**Problem statement:** Your task is to copy every line of the records below that contains "pouvait".

Saved data entries:
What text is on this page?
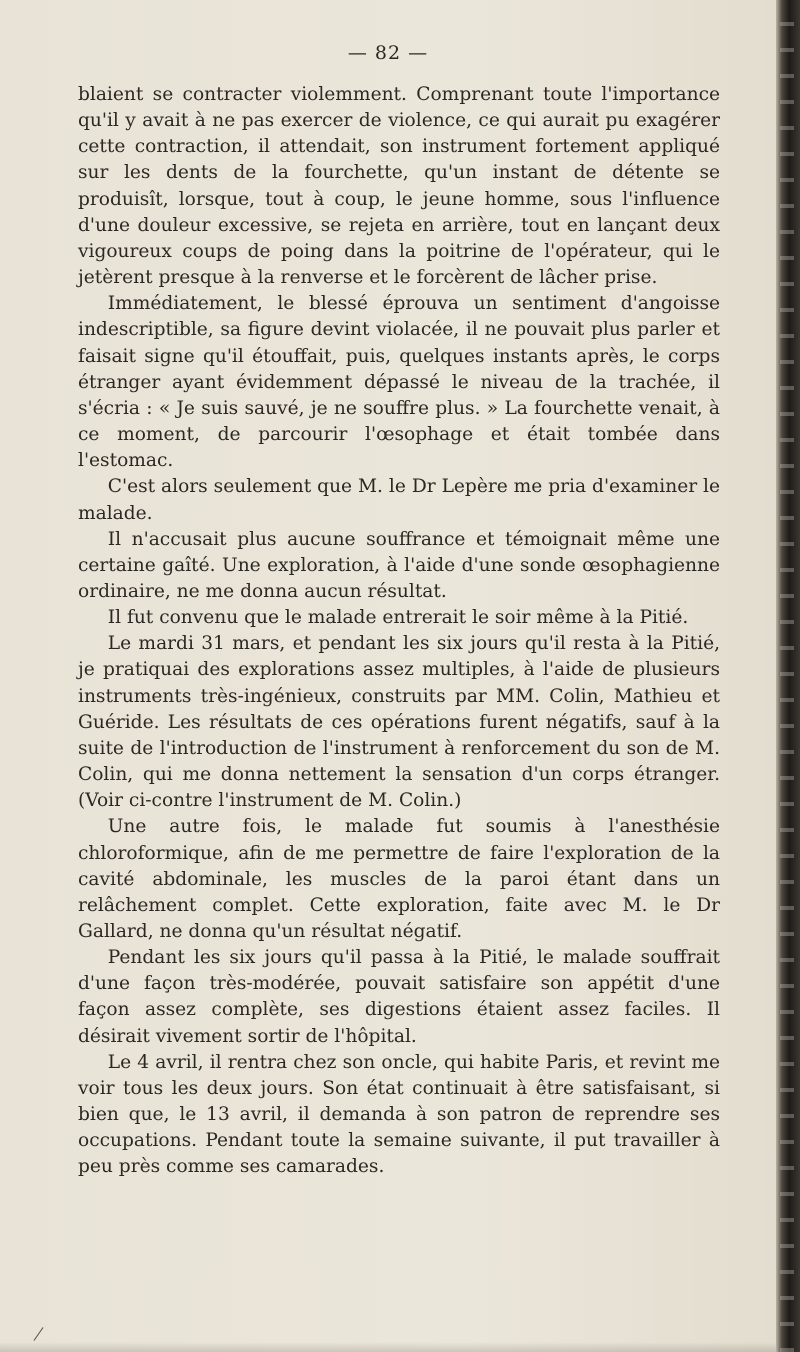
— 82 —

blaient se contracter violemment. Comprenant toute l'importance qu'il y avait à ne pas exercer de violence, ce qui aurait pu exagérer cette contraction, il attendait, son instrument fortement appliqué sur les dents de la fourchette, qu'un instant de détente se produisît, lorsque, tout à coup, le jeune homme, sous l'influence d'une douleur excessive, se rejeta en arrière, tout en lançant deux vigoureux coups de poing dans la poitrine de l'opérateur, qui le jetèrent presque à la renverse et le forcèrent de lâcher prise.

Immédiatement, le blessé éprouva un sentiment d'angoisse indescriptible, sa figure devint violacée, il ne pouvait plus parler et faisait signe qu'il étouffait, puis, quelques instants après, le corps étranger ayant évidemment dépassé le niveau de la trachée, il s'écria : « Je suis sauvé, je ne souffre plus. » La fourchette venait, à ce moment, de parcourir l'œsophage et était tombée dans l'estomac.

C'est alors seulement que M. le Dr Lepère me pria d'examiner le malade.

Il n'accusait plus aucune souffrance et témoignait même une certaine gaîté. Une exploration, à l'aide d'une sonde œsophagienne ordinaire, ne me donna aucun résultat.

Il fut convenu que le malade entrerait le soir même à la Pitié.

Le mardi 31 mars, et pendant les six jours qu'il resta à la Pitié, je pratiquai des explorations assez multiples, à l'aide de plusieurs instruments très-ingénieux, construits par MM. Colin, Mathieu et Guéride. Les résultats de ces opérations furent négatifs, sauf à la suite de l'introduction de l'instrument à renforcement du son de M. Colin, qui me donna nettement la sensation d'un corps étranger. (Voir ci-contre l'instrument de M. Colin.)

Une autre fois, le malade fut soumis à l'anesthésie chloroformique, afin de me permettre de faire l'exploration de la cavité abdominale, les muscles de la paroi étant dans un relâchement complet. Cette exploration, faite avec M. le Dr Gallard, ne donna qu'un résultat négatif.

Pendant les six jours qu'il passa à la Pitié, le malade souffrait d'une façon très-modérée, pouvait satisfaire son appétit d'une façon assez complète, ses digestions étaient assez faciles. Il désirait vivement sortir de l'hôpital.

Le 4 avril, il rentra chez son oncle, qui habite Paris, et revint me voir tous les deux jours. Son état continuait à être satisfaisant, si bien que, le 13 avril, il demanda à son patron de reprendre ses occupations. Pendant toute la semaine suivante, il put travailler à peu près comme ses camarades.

**Completed task:**
Immédiatement, le blessé éprouva un sentiment d'angoisse indescriptible, sa figure devint violacée, il ne pouvait plus parler et faisait signe qu'il étouffait, puis, quelques instants après, le corps étranger ayant évidemment dépassé le niveau de la trachée, il s'écria : « Je suis sauvé, je ne souffre plus. » La fourchette venait, à ce moment, de parcourir l'œsophage et était tombée dans l'estomac.
Pendant les six jours qu'il passa à la Pitié, le malade souffrait d'une façon très-modérée, pouvait satisfaire son appétit d'une façon assez complète, ses digestions étaient assez faciles. Il désirait vivement sortir de l'hôpital.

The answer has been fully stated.